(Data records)
★ ★ ★ ★
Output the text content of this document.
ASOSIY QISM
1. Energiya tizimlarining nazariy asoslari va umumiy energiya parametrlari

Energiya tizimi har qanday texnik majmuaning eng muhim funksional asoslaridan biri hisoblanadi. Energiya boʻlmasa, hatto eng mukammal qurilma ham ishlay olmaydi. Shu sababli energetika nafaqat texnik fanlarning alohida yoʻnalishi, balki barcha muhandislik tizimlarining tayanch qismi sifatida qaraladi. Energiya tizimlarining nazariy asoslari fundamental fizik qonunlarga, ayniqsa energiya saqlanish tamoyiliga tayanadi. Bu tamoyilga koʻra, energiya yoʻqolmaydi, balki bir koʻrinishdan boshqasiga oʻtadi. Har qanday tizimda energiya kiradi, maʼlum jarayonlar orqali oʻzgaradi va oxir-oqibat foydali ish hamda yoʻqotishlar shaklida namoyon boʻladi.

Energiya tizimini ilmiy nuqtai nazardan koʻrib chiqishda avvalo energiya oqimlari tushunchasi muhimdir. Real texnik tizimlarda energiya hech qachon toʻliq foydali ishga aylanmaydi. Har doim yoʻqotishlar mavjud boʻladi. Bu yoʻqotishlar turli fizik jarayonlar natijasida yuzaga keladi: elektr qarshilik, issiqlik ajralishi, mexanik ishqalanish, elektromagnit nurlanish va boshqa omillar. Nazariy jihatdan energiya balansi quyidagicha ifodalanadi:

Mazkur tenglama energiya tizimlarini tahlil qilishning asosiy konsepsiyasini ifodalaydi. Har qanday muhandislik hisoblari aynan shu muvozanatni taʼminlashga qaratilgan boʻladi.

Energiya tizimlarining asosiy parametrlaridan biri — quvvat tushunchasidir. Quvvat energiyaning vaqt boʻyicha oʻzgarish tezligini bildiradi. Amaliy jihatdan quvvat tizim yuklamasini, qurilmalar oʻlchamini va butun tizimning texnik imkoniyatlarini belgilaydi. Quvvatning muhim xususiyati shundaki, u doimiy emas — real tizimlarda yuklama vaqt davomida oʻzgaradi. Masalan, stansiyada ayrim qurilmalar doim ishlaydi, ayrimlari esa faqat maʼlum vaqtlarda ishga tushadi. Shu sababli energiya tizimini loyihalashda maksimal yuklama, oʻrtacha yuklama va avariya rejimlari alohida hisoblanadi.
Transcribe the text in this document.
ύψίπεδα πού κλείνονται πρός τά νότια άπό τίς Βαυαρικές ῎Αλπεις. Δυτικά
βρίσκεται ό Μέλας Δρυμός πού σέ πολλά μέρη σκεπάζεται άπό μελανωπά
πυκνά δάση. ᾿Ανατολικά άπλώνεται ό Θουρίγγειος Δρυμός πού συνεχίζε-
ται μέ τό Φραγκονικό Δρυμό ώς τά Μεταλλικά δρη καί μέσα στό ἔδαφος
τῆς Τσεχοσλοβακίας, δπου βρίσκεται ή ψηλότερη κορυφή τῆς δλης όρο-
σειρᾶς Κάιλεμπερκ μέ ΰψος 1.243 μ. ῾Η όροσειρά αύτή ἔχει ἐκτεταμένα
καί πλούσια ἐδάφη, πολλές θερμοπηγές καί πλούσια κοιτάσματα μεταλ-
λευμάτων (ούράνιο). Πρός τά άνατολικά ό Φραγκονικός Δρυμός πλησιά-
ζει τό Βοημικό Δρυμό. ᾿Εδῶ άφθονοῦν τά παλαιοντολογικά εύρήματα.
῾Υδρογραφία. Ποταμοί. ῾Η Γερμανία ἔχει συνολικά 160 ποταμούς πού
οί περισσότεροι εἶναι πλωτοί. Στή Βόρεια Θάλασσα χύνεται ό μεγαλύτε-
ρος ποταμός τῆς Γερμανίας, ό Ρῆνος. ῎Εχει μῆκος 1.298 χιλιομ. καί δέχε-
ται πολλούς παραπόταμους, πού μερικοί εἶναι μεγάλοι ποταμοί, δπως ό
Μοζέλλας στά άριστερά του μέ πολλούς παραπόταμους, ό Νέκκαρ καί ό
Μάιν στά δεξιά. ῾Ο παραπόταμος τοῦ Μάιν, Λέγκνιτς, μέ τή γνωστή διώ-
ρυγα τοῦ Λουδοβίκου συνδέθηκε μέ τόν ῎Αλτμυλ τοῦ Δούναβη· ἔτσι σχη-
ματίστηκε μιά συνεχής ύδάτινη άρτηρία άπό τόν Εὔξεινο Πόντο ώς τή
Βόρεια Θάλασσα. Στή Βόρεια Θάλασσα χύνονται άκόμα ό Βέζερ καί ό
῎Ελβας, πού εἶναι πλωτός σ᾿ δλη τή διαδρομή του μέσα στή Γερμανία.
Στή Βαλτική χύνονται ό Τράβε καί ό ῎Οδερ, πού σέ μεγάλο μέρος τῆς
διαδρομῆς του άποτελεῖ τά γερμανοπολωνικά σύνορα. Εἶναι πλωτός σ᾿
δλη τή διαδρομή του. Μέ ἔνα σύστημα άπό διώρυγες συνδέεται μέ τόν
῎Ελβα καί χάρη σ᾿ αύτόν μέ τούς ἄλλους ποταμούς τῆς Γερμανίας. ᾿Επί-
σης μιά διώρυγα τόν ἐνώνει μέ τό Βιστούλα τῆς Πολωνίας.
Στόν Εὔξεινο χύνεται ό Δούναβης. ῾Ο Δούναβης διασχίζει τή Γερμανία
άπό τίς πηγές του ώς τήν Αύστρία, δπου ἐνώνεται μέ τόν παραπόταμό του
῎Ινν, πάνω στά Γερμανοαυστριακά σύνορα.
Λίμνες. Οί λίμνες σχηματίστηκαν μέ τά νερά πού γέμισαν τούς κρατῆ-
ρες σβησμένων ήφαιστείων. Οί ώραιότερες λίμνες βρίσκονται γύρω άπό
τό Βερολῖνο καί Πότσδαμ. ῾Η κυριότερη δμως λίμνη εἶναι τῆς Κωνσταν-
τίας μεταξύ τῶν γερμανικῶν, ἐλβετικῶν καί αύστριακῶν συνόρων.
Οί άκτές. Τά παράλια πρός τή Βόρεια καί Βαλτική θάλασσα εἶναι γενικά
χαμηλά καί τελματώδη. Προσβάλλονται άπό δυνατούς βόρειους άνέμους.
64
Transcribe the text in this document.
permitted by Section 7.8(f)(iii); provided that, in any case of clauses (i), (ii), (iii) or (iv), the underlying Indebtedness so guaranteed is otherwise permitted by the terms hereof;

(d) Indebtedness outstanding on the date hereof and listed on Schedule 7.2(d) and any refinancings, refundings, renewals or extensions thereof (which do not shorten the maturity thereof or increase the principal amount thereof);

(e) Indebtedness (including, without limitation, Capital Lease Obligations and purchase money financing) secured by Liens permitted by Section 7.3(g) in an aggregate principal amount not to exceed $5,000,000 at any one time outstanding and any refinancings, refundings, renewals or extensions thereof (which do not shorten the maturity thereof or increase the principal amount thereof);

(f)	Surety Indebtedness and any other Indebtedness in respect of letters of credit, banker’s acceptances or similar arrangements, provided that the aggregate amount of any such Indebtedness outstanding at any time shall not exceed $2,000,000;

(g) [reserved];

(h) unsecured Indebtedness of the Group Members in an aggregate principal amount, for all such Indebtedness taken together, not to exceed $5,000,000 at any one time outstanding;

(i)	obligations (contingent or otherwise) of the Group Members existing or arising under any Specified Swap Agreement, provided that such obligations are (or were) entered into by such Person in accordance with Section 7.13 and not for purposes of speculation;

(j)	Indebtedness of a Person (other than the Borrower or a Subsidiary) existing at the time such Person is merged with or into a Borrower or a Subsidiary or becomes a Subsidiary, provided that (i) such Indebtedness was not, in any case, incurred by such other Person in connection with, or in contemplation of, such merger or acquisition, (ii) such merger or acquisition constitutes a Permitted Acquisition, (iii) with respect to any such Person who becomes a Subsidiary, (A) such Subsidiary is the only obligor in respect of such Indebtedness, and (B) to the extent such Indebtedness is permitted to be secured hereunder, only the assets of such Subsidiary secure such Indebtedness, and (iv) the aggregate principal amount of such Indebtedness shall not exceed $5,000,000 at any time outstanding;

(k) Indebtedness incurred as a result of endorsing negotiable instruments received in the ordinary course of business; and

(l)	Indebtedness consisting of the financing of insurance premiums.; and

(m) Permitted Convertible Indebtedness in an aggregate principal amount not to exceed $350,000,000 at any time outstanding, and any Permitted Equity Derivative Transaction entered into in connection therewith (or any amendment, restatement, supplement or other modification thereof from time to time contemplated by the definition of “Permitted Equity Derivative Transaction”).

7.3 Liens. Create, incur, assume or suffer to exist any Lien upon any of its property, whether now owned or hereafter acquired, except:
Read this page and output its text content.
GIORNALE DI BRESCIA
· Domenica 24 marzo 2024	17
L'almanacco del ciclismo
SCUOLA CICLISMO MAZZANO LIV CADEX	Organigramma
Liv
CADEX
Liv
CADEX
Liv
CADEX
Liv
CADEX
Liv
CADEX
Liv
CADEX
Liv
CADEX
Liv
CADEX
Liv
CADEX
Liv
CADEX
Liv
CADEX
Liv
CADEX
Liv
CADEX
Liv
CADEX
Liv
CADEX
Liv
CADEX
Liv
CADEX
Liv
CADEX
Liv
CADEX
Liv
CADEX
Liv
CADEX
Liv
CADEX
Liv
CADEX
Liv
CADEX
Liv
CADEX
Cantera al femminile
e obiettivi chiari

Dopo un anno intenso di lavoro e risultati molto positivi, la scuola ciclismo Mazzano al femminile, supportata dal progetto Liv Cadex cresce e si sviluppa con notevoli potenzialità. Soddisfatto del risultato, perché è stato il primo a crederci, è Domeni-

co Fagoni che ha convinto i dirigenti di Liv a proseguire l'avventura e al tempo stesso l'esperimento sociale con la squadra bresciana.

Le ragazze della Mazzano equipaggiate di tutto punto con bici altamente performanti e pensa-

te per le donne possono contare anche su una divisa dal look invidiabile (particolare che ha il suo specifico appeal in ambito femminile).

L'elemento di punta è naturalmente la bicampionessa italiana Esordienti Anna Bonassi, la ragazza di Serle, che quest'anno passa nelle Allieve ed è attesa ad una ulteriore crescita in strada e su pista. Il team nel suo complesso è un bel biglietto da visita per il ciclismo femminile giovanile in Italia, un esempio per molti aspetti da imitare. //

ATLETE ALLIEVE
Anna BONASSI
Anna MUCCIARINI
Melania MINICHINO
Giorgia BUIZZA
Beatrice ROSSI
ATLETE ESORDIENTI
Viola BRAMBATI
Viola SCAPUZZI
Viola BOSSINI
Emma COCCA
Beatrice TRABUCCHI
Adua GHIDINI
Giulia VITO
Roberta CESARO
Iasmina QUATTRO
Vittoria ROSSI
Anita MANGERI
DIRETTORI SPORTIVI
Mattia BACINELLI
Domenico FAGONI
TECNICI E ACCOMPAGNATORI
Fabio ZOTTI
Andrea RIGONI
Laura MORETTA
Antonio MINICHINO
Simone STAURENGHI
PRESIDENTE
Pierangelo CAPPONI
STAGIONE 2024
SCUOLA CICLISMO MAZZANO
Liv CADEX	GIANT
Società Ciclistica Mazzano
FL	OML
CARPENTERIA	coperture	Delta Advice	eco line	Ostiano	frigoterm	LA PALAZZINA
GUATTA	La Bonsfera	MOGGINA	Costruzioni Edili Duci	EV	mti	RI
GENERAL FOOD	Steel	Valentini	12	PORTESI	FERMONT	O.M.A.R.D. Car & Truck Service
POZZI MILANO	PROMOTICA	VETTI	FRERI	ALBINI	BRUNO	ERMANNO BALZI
★ ★ ★ ★
Report how many lines in the entries hold the string "foydali". Nothing but the number is wanted.

» RESULT FOR THIS EXERCISE
2